● Given entries:
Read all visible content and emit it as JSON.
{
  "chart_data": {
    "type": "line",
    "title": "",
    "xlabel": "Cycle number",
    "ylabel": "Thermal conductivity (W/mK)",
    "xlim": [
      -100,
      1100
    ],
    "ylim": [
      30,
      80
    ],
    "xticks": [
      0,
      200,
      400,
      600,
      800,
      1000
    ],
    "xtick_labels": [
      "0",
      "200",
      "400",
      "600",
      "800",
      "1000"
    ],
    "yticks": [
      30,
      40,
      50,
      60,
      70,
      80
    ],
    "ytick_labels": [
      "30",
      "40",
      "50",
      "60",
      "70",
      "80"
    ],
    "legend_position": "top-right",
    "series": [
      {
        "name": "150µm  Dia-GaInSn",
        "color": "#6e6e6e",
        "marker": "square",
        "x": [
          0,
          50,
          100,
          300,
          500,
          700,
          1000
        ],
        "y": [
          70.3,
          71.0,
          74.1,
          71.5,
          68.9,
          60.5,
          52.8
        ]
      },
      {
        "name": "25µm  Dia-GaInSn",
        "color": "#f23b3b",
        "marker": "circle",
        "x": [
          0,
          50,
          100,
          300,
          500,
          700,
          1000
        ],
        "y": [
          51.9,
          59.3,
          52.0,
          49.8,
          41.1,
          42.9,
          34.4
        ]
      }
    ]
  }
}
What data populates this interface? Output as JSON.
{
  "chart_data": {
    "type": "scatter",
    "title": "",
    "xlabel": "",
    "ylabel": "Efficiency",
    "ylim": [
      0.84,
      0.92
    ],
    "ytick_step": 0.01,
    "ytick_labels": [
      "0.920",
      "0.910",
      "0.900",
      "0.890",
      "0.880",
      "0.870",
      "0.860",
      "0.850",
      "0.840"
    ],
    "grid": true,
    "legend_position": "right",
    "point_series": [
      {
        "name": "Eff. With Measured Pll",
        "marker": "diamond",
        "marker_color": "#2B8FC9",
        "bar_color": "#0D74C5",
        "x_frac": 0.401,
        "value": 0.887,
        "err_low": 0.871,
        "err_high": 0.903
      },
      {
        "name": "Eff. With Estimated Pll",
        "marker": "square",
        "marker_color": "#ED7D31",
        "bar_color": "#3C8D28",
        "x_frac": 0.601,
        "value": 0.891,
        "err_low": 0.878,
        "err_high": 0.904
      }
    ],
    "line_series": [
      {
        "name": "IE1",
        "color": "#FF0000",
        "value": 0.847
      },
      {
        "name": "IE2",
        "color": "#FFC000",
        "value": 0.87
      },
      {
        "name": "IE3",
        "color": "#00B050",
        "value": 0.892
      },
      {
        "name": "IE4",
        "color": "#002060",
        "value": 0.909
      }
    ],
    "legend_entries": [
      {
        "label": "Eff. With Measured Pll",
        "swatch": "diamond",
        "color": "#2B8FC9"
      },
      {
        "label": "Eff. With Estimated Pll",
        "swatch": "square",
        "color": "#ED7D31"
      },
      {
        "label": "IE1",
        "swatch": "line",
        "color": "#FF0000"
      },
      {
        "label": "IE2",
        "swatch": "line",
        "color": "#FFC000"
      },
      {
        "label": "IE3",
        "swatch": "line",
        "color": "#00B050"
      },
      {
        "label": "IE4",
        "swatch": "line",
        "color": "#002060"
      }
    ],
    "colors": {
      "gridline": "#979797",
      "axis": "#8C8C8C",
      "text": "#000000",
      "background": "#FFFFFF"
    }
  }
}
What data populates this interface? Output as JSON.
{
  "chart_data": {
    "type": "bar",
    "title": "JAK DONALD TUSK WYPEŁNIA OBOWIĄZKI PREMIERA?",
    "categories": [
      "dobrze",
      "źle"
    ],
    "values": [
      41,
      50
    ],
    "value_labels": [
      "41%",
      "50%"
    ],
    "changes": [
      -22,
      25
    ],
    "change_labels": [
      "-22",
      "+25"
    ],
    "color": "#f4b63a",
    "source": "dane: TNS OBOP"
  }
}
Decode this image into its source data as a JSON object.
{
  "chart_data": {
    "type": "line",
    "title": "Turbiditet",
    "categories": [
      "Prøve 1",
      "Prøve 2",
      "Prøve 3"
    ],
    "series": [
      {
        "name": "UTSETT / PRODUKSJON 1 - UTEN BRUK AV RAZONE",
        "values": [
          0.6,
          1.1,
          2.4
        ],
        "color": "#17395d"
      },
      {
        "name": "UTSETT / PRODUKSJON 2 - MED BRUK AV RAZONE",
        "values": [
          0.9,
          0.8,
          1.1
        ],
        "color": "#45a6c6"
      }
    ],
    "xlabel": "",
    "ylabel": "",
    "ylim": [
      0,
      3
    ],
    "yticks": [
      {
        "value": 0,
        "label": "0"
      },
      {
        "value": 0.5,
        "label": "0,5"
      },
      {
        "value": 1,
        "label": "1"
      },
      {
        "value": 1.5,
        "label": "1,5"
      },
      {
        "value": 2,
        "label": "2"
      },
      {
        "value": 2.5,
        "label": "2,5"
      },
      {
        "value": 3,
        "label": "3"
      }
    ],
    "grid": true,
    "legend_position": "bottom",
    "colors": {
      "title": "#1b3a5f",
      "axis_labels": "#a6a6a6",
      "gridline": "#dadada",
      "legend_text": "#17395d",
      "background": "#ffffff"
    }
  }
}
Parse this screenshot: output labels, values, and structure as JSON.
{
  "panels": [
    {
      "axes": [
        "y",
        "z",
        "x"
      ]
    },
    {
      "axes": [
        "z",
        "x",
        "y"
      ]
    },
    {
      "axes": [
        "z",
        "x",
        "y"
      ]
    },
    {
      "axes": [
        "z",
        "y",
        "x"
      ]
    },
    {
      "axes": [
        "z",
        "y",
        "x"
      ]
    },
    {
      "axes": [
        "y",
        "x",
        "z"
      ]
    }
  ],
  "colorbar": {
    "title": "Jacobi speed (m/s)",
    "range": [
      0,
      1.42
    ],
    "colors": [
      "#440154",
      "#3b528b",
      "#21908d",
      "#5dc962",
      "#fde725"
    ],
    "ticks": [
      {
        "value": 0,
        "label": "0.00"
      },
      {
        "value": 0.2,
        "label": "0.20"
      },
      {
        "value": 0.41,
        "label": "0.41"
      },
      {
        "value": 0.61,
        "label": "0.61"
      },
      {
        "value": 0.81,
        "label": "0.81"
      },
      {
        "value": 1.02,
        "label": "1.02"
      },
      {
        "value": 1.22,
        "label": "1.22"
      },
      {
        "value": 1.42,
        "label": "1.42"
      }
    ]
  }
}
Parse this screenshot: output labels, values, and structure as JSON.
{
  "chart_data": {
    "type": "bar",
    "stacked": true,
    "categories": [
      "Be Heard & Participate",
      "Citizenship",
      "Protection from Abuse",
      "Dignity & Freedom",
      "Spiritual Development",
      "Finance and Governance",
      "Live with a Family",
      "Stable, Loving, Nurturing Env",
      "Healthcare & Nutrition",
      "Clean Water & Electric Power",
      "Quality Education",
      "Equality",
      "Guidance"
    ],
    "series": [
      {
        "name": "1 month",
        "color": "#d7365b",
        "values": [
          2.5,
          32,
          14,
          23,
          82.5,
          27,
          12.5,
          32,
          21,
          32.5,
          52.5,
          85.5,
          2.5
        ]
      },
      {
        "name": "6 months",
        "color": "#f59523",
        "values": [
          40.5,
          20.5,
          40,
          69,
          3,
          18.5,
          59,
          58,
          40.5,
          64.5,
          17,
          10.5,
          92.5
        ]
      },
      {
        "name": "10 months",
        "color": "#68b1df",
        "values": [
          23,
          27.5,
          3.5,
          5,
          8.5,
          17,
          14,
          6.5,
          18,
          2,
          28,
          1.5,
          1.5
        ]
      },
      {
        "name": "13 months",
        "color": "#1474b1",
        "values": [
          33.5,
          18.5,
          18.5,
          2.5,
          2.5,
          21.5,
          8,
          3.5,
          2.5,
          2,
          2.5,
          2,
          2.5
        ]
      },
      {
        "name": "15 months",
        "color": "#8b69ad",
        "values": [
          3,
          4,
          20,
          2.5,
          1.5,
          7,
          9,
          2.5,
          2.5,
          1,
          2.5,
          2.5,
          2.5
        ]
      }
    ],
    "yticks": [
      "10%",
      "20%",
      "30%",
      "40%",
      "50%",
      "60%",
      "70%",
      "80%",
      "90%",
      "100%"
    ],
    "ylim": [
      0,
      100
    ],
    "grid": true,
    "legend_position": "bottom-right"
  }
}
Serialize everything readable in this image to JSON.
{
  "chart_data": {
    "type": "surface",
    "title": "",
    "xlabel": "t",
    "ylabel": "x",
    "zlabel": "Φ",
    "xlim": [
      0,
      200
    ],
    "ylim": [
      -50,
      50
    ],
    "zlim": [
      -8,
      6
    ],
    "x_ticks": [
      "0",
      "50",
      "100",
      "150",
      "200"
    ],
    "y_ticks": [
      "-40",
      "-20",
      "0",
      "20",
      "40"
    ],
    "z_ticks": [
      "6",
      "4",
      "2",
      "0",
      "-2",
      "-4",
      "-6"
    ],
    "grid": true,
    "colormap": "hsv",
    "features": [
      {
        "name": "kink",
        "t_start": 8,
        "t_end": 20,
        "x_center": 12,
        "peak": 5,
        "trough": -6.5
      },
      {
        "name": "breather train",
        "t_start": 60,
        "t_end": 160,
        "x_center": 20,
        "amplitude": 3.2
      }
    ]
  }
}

● What to work on: Search the data above for the string "bottom" and copy each line that has it.

● Solution for this task:
    "legend_position": "bottom",
    "legend_position": "bottom-right"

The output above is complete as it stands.